Examine each line of the data. Copy those that contain the string "about".

———

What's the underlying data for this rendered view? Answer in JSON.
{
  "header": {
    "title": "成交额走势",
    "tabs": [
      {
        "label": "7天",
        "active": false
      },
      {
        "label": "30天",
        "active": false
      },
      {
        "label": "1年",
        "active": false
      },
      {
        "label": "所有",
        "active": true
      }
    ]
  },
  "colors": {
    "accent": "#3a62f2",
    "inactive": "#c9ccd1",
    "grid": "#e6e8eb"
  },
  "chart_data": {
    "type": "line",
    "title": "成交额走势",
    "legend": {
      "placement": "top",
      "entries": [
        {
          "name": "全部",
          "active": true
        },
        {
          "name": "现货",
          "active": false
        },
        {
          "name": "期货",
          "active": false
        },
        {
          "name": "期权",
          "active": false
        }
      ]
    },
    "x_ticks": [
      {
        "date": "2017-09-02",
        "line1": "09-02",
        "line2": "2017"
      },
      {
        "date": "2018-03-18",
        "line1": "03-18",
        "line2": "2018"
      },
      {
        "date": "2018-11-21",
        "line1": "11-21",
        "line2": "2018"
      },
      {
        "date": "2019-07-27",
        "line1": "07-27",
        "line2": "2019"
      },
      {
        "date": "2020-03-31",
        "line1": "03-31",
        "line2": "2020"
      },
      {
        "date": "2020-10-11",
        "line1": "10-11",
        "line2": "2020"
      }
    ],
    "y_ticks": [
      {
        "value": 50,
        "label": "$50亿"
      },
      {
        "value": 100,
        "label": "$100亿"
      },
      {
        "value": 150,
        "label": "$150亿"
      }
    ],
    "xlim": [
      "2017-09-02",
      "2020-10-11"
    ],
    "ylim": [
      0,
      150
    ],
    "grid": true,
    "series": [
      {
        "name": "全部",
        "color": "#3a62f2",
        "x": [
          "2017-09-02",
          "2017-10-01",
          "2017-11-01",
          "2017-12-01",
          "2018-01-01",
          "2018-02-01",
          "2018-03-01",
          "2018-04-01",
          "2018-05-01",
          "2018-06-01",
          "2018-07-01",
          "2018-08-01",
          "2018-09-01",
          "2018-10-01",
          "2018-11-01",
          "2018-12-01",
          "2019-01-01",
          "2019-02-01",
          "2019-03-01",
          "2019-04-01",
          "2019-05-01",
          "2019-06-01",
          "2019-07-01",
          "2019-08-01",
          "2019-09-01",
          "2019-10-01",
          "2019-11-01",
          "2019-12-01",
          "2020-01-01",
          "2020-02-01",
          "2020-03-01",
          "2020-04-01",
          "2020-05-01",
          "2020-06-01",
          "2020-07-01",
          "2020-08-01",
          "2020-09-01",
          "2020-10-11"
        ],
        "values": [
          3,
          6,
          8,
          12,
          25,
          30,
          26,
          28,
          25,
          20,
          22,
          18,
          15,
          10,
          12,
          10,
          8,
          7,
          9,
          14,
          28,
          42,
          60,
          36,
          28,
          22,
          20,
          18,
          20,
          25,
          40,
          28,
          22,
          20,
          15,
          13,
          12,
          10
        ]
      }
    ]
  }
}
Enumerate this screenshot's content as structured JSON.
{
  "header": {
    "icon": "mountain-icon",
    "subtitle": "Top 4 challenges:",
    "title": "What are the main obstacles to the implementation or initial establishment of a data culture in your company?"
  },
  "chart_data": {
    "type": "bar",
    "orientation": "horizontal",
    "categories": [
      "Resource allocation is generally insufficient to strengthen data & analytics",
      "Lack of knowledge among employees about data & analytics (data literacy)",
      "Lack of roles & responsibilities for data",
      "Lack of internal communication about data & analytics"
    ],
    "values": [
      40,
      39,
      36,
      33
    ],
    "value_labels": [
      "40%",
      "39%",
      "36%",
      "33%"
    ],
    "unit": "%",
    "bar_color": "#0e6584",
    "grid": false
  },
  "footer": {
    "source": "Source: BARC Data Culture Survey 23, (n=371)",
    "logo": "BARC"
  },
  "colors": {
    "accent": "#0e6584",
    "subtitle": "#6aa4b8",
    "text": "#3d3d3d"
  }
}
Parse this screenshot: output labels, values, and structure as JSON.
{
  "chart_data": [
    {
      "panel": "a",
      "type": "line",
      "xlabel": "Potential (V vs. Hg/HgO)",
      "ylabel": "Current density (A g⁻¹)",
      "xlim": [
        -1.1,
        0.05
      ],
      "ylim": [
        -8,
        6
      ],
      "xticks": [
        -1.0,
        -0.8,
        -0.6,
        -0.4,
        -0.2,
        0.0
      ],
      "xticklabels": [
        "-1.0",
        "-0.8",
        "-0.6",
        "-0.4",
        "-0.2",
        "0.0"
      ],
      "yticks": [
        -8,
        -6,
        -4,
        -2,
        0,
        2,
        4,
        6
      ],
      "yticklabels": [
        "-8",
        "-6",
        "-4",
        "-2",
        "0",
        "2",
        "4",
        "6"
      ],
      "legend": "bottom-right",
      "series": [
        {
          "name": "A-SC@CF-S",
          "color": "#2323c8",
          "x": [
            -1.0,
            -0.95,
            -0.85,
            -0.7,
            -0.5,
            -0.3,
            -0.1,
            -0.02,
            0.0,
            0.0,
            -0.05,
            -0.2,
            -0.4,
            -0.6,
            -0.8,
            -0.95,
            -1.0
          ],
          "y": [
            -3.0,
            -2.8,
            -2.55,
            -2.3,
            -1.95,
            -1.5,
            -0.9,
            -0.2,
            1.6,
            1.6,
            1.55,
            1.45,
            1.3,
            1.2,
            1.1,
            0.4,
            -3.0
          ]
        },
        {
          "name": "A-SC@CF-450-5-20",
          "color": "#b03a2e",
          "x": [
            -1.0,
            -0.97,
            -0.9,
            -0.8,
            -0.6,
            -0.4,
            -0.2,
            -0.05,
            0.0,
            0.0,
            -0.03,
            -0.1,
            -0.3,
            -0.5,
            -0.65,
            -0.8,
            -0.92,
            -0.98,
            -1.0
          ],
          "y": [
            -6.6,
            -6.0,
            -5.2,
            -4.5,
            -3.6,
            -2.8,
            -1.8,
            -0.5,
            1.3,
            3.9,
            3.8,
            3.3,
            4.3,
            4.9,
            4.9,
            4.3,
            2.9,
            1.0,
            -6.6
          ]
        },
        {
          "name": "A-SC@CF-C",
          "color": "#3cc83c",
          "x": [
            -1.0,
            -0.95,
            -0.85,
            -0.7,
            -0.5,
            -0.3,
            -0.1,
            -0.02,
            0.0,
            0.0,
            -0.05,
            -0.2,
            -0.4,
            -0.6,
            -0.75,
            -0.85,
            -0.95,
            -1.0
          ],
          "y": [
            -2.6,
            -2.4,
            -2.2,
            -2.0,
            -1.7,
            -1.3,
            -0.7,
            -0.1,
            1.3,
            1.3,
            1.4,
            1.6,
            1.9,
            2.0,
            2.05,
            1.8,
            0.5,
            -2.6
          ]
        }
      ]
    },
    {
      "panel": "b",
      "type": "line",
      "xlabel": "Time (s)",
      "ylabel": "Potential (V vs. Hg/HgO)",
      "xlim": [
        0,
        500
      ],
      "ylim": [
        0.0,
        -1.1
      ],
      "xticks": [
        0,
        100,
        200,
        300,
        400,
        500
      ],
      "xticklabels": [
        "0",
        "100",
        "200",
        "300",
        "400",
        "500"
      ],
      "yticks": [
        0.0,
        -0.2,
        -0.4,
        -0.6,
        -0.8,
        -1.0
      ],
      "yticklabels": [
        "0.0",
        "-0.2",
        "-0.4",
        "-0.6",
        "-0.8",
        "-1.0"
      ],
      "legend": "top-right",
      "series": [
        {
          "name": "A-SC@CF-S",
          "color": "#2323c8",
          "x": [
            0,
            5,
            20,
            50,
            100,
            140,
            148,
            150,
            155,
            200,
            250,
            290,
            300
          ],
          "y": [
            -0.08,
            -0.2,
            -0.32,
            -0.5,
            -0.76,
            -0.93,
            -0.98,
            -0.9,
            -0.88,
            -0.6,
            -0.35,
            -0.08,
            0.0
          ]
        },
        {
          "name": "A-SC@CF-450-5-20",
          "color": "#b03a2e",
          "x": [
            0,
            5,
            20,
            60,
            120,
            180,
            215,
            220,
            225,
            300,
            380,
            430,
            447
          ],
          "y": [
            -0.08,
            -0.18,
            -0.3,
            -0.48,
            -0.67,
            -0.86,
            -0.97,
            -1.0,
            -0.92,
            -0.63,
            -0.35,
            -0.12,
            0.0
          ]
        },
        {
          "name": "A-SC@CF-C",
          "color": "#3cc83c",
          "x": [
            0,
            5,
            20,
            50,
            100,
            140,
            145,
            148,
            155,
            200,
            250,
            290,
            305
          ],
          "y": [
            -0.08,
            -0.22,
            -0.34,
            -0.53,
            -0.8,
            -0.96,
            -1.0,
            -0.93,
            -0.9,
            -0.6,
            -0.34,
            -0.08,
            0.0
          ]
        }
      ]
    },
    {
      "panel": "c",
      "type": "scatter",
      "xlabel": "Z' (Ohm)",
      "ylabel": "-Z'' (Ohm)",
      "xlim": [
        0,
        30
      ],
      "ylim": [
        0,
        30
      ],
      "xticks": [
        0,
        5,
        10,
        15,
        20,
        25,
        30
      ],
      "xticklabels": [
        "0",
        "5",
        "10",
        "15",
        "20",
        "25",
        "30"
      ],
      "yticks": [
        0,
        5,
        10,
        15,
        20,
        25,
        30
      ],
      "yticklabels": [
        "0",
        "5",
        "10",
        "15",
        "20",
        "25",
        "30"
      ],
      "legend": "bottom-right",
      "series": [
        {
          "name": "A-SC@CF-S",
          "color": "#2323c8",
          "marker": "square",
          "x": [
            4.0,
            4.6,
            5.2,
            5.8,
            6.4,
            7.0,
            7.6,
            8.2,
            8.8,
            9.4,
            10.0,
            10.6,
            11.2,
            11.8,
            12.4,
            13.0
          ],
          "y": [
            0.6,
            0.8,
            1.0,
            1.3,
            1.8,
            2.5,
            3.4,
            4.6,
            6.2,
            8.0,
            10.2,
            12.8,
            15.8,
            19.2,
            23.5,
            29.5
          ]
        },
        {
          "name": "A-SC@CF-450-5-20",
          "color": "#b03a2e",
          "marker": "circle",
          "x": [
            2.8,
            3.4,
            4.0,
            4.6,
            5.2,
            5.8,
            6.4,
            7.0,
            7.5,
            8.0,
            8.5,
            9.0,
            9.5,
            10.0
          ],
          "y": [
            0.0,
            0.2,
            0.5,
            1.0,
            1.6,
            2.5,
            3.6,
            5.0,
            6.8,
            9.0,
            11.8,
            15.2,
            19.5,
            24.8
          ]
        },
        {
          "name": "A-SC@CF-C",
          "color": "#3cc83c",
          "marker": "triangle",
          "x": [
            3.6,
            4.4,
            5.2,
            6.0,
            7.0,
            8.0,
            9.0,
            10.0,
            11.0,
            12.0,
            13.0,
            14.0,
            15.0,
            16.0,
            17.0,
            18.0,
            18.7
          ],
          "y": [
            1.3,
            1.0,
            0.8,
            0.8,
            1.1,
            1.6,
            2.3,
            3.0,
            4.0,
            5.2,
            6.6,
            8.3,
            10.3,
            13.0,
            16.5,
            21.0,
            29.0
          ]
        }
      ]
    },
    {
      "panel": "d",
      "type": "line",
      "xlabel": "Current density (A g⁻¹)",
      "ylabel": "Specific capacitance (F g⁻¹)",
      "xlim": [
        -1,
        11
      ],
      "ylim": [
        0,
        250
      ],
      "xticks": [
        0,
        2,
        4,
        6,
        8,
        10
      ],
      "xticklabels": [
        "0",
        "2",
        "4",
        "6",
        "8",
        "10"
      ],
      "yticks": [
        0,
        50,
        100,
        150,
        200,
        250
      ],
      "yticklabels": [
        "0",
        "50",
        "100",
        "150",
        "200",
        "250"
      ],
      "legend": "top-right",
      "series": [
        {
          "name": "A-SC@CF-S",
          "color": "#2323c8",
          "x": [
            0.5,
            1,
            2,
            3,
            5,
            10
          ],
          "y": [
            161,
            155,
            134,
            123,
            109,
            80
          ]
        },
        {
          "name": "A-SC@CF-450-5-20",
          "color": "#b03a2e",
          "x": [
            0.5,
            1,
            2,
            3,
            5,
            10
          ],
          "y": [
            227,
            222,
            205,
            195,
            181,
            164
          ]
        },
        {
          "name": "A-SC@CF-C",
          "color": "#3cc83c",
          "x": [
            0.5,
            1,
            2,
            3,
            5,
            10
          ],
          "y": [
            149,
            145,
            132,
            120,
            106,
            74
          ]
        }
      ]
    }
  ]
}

———

■ EXERCISE SOLUTION
      "Lack of knowledge among employees about data & analytics (data literacy)",
      "Lack of internal communication about data & analytics"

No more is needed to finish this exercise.